-- start DATA FOR THIS TASK --
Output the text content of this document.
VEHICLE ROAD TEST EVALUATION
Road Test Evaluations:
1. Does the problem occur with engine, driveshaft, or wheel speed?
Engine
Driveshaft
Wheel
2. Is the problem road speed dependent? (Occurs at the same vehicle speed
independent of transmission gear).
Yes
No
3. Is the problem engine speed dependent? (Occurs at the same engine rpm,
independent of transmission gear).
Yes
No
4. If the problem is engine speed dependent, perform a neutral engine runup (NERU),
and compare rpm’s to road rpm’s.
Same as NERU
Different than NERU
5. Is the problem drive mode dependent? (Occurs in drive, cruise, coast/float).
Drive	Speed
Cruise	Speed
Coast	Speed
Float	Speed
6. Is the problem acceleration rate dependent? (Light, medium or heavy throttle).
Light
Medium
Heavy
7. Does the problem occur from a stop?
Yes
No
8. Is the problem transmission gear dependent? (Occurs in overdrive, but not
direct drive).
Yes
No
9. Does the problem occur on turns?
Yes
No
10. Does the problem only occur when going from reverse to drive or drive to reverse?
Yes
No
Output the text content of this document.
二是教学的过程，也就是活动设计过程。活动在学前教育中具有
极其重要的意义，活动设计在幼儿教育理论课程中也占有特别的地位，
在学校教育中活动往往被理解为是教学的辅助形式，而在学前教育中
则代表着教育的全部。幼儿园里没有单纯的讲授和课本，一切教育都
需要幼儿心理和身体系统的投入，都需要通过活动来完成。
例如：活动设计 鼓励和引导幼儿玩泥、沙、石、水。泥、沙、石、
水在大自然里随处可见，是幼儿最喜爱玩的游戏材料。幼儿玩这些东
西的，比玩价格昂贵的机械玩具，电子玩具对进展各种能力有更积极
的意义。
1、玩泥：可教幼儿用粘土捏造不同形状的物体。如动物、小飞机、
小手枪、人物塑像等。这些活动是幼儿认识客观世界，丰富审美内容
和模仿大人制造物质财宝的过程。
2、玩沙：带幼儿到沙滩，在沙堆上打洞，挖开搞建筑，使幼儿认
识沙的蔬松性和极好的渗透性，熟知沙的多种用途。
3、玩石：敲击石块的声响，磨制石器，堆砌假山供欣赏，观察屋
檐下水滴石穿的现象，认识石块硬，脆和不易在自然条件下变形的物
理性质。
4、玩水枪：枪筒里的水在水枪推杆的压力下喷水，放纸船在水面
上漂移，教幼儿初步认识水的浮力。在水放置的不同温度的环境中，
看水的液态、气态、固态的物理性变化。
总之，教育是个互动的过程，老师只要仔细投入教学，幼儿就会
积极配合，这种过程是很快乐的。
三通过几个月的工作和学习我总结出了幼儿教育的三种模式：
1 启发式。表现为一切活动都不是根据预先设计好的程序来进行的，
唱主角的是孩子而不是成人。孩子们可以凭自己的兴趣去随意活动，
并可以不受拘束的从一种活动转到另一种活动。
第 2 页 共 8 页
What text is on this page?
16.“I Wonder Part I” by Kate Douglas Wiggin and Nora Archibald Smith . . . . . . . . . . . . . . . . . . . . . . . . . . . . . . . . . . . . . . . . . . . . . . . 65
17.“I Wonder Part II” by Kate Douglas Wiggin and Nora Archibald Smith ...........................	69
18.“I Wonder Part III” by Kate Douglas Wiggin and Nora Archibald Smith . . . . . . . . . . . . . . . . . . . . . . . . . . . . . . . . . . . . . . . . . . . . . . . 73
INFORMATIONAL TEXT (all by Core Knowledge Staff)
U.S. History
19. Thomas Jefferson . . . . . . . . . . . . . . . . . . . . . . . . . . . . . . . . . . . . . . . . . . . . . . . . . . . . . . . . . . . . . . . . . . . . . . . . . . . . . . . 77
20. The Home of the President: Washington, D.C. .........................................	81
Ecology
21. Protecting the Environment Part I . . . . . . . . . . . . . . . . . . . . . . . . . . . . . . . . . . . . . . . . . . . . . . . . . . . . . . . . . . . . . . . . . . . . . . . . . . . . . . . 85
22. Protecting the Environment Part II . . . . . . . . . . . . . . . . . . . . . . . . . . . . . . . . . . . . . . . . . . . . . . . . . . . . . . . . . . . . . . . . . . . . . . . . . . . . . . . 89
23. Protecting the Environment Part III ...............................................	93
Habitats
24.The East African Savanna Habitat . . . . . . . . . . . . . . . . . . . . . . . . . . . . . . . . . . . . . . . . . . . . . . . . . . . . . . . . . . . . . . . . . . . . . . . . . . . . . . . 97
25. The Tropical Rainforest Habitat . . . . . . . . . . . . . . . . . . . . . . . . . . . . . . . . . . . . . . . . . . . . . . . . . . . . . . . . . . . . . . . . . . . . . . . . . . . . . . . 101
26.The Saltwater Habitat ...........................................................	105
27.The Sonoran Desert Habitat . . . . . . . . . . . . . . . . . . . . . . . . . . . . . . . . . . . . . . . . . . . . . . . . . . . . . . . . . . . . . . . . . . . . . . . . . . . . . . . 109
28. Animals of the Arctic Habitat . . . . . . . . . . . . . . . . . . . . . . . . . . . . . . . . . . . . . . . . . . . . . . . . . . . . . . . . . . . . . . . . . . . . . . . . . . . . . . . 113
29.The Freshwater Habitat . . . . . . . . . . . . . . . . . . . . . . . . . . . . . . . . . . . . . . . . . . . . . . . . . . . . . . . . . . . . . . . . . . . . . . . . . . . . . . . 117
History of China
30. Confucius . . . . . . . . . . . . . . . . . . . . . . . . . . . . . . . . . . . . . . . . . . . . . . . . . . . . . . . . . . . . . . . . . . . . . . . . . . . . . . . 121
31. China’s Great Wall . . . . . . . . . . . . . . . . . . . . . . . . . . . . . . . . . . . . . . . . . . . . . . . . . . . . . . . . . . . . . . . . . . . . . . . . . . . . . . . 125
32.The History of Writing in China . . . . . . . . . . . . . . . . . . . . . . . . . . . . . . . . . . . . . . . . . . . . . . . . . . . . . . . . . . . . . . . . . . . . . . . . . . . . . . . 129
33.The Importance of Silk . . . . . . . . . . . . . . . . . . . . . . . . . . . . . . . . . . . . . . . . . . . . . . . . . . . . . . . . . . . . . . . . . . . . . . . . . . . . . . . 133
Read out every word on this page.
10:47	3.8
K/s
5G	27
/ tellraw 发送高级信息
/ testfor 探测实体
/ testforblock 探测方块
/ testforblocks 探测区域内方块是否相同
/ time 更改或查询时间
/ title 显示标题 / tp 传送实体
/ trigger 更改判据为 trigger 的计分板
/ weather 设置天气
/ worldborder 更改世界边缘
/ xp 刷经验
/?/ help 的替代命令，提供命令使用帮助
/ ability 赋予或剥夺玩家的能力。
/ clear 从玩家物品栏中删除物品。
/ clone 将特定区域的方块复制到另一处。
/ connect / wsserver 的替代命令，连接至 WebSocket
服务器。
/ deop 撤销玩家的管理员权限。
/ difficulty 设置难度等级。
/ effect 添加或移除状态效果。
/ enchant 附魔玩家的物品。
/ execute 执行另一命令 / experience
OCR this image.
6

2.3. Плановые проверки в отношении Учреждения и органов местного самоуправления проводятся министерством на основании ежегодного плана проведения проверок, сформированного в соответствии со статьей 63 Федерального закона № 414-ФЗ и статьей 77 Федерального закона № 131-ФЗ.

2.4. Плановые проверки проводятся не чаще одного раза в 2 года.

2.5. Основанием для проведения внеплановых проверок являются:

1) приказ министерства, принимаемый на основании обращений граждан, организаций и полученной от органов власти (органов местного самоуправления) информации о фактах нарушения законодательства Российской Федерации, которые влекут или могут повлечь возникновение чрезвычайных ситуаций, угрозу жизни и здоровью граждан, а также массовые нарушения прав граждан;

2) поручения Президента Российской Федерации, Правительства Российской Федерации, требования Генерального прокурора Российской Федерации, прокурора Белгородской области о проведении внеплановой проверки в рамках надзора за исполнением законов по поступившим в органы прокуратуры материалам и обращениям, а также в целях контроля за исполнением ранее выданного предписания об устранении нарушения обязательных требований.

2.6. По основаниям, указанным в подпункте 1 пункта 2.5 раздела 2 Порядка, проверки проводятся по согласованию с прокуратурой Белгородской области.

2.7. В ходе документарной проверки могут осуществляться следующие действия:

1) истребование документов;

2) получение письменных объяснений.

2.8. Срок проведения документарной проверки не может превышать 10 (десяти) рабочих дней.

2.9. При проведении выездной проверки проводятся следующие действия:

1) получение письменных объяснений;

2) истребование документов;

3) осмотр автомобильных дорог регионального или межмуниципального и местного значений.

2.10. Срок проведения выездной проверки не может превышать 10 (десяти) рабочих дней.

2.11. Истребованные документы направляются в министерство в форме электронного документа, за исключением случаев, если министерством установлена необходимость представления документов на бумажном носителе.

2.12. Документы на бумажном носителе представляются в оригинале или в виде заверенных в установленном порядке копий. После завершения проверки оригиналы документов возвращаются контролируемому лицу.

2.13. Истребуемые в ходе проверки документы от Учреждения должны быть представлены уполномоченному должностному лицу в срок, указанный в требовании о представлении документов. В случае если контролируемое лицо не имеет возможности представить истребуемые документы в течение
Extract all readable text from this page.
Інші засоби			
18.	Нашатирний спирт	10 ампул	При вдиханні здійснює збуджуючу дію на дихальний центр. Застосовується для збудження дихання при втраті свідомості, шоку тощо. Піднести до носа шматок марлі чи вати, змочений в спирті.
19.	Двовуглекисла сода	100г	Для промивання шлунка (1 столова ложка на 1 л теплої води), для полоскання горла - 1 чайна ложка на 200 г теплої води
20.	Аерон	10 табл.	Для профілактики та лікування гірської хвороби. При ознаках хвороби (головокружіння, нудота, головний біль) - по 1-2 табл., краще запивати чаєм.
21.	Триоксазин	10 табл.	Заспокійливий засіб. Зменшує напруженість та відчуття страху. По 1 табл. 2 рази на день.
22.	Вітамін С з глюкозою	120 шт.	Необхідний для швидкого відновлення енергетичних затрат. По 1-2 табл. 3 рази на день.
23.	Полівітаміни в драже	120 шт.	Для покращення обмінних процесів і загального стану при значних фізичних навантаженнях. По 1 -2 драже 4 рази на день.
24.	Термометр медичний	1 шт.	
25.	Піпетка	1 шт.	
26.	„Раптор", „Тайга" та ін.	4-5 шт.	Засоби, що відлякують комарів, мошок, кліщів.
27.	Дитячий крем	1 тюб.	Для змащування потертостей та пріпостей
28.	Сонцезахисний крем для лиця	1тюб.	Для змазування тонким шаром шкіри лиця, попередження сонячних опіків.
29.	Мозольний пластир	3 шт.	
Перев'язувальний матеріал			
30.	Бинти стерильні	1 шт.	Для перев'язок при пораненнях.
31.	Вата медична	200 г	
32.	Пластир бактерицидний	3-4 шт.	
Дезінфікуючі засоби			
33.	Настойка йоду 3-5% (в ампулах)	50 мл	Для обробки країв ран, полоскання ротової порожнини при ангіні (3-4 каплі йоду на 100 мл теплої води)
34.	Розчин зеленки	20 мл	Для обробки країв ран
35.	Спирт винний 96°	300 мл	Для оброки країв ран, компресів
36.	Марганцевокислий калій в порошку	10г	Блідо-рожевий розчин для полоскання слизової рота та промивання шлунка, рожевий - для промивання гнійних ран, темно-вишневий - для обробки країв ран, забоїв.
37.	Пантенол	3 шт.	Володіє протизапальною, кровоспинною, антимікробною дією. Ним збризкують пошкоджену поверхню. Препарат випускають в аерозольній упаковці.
-- end DATA FOR THIS TASK --
» PROBLEM REQUIREMENTS:
Scan the listing above. Gather each line that contains the word "может".

» OUTPUT FOR THIS EXERCISE:
2.8. Срок проведения документарной проверки не может превышать 10 (десяти) рабочих дней.
2.10. Срок проведения выездной проверки не может превышать 10 (десяти) рабочих дней.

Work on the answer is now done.